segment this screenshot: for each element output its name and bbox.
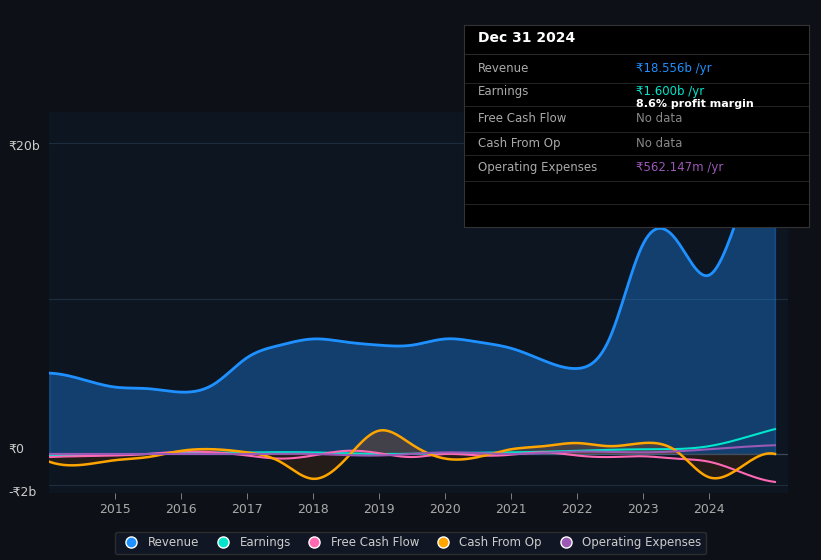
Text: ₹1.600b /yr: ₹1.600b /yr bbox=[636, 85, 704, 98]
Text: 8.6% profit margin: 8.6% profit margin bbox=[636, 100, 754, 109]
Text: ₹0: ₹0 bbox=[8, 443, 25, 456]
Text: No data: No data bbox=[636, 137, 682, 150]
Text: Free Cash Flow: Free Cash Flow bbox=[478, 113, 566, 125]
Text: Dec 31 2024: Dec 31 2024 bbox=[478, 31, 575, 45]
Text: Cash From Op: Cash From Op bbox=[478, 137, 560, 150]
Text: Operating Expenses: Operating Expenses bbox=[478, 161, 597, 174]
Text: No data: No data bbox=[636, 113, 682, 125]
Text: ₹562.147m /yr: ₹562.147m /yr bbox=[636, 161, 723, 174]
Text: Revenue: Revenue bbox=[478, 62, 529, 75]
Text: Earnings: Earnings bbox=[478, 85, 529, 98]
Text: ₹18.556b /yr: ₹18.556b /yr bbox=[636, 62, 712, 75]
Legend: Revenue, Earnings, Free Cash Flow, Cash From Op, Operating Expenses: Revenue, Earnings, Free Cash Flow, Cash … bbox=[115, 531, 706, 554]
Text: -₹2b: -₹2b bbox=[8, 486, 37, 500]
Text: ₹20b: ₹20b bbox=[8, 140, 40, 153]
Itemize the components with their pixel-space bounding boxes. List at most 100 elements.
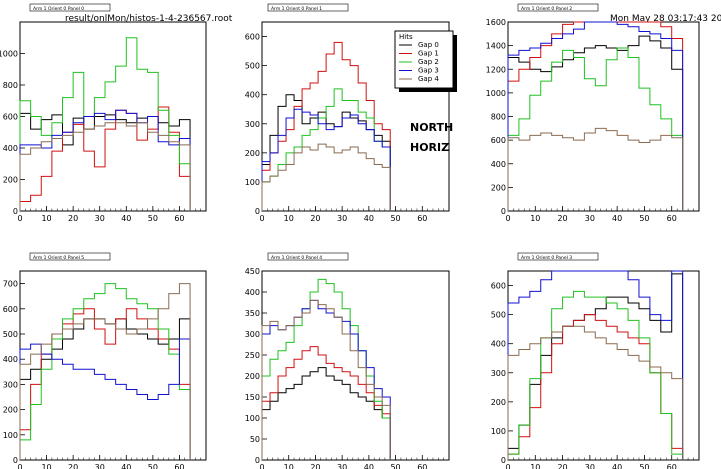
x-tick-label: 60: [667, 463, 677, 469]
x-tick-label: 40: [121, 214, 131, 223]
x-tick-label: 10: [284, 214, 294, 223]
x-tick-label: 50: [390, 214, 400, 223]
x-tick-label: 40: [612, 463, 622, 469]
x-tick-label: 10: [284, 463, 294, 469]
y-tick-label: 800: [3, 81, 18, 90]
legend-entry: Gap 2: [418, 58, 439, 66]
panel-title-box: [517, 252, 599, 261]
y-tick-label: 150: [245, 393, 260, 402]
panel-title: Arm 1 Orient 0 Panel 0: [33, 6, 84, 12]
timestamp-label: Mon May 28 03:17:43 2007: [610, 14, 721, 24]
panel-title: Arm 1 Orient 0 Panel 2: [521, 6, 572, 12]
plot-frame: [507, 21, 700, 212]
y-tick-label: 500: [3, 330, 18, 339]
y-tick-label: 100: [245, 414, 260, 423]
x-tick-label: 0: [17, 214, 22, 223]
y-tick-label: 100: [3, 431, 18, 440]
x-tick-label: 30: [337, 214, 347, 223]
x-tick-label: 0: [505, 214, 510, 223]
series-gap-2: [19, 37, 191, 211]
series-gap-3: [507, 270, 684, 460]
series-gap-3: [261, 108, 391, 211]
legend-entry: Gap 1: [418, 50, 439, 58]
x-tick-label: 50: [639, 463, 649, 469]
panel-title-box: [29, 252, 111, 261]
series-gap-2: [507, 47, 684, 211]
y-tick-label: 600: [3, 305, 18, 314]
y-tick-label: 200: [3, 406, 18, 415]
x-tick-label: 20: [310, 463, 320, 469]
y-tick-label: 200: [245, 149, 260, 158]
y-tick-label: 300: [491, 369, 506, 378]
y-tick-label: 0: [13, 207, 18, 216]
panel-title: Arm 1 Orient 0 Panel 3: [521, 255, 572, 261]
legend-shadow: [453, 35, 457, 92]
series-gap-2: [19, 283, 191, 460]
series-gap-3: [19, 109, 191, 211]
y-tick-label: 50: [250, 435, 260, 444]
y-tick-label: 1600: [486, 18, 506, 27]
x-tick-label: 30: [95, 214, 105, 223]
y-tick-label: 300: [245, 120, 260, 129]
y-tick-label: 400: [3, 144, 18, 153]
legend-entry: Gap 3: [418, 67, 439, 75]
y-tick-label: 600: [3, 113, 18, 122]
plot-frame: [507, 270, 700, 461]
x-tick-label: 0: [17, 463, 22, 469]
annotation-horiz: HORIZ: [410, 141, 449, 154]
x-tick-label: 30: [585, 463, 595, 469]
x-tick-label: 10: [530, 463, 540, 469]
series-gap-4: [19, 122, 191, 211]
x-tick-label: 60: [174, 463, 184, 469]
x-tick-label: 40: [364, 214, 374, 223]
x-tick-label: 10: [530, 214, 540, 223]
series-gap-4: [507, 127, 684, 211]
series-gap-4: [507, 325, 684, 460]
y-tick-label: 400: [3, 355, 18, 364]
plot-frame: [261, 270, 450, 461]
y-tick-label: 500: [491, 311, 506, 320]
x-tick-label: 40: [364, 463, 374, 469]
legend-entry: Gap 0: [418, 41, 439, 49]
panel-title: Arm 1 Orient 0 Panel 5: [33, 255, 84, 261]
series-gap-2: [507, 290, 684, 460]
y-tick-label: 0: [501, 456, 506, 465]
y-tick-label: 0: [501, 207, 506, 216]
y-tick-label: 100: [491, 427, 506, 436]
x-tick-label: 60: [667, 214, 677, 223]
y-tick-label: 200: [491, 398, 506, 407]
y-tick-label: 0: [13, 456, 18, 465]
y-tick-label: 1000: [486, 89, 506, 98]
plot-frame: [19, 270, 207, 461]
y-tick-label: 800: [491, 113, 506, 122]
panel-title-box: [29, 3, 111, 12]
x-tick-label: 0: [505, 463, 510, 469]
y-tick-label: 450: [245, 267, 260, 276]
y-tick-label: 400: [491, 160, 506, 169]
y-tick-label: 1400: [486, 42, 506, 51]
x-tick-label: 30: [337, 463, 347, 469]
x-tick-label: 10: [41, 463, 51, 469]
----
Retype every line of the records above word for word, leaving out the pictures.

segment this screenshot: for each element output its name and bbox.
Text: ₹1.600b /yr: ₹1.600b /yr bbox=[636, 85, 704, 98]
Text: 8.6% profit margin: 8.6% profit margin bbox=[636, 100, 754, 109]
Text: ₹0: ₹0 bbox=[8, 443, 25, 456]
Text: No data: No data bbox=[636, 137, 682, 150]
Text: Free Cash Flow: Free Cash Flow bbox=[478, 113, 566, 125]
Text: Dec 31 2024: Dec 31 2024 bbox=[478, 31, 575, 45]
Text: Cash From Op: Cash From Op bbox=[478, 137, 560, 150]
Text: Operating Expenses: Operating Expenses bbox=[478, 161, 597, 174]
Text: No data: No data bbox=[636, 113, 682, 125]
Text: ₹562.147m /yr: ₹562.147m /yr bbox=[636, 161, 723, 174]
Text: Revenue: Revenue bbox=[478, 62, 529, 75]
Text: Earnings: Earnings bbox=[478, 85, 529, 98]
Text: ₹18.556b /yr: ₹18.556b /yr bbox=[636, 62, 712, 75]
Legend: Revenue, Earnings, Free Cash Flow, Cash From Op, Operating Expenses: Revenue, Earnings, Free Cash Flow, Cash … bbox=[115, 531, 706, 554]
Text: -₹2b: -₹2b bbox=[8, 486, 37, 500]
Text: ₹20b: ₹20b bbox=[8, 140, 40, 153]
Itemize the components with their pixel-space bounding boxes. List at most 100 elements.
x-tick-label: 60: [667, 463, 677, 469]
x-tick-label: 40: [121, 214, 131, 223]
x-tick-label: 10: [284, 214, 294, 223]
x-tick-label: 50: [390, 214, 400, 223]
x-tick-label: 40: [612, 463, 622, 469]
x-tick-label: 10: [284, 463, 294, 469]
y-tick-label: 800: [3, 81, 18, 90]
legend-entry: Gap 2: [418, 58, 439, 66]
panel-title-box: [517, 252, 599, 261]
y-tick-label: 150: [245, 393, 260, 402]
panel-title: Arm 1 Orient 0 Panel 0: [33, 6, 84, 12]
timestamp-label: Mon May 28 03:17:43 2007: [610, 14, 721, 24]
panel-title: Arm 1 Orient 0 Panel 2: [521, 6, 572, 12]
plot-frame: [507, 21, 700, 212]
y-tick-label: 500: [3, 330, 18, 339]
y-tick-label: 100: [245, 414, 260, 423]
x-tick-label: 0: [17, 214, 22, 223]
y-tick-label: 100: [3, 431, 18, 440]
x-tick-label: 30: [337, 214, 347, 223]
x-tick-label: 0: [505, 214, 510, 223]
series-gap-2: [19, 37, 191, 211]
series-gap-3: [507, 270, 684, 460]
series-gap-3: [261, 108, 391, 211]
legend-entry: Gap 1: [418, 50, 439, 58]
x-tick-label: 50: [639, 463, 649, 469]
panel-title-box: [29, 252, 111, 261]
series-gap-2: [507, 47, 684, 211]
y-tick-label: 600: [3, 305, 18, 314]
y-tick-label: 200: [3, 406, 18, 415]
x-tick-label: 20: [310, 463, 320, 469]
y-tick-label: 200: [245, 149, 260, 158]
y-tick-label: 300: [491, 369, 506, 378]
y-tick-label: 0: [13, 207, 18, 216]
panel-title: Arm 1 Orient 0 Panel 3: [521, 255, 572, 261]
legend-shadow: [453, 35, 457, 92]
series-gap-2: [19, 283, 191, 460]
series-gap-3: [19, 109, 191, 211]
y-tick-label: 50: [250, 435, 260, 444]
y-tick-label: 1600: [486, 18, 506, 27]
x-tick-label: 30: [95, 214, 105, 223]
y-tick-label: 300: [245, 120, 260, 129]
y-tick-label: 400: [3, 144, 18, 153]
legend-entry: Gap 3: [418, 67, 439, 75]
y-tick-label: 600: [3, 113, 18, 122]
plot-frame: [507, 270, 700, 461]
x-tick-label: 0: [17, 463, 22, 469]
annotation-horiz: HORIZ: [410, 141, 449, 154]
x-tick-label: 30: [585, 463, 595, 469]
x-tick-label: 10: [530, 463, 540, 469]
series-gap-4: [19, 122, 191, 211]
x-tick-label: 60: [174, 463, 184, 469]
x-tick-label: 40: [364, 214, 374, 223]
x-tick-label: 10: [530, 214, 540, 223]
series-gap-4: [507, 127, 684, 211]
series-gap-4: [507, 325, 684, 460]
y-tick-label: 400: [3, 355, 18, 364]
plot-frame: [261, 270, 450, 461]
y-tick-label: 500: [491, 311, 506, 320]
x-tick-label: 40: [364, 463, 374, 469]
legend-entry: Gap 0: [418, 41, 439, 49]
panel-title: Arm 1 Orient 0 Panel 5: [33, 255, 84, 261]
series-gap-2: [507, 290, 684, 460]
y-tick-label: 0: [501, 456, 506, 465]
y-tick-label: 0: [501, 207, 506, 216]
y-tick-label: 100: [491, 427, 506, 436]
x-tick-label: 60: [667, 214, 677, 223]
y-tick-label: 200: [491, 398, 506, 407]
y-tick-label: 0: [13, 456, 18, 465]
y-tick-label: 1000: [486, 89, 506, 98]
plot-frame: [19, 270, 207, 461]
y-tick-label: 800: [491, 113, 506, 122]
panel-title-box: [29, 3, 111, 12]
x-tick-label: 0: [505, 463, 510, 469]
y-tick-label: 450: [245, 267, 260, 276]
y-tick-label: 400: [491, 160, 506, 169]
y-tick-label: 1400: [486, 42, 506, 51]
x-tick-label: 30: [337, 463, 347, 469]
x-tick-label: 10: [41, 463, 51, 469]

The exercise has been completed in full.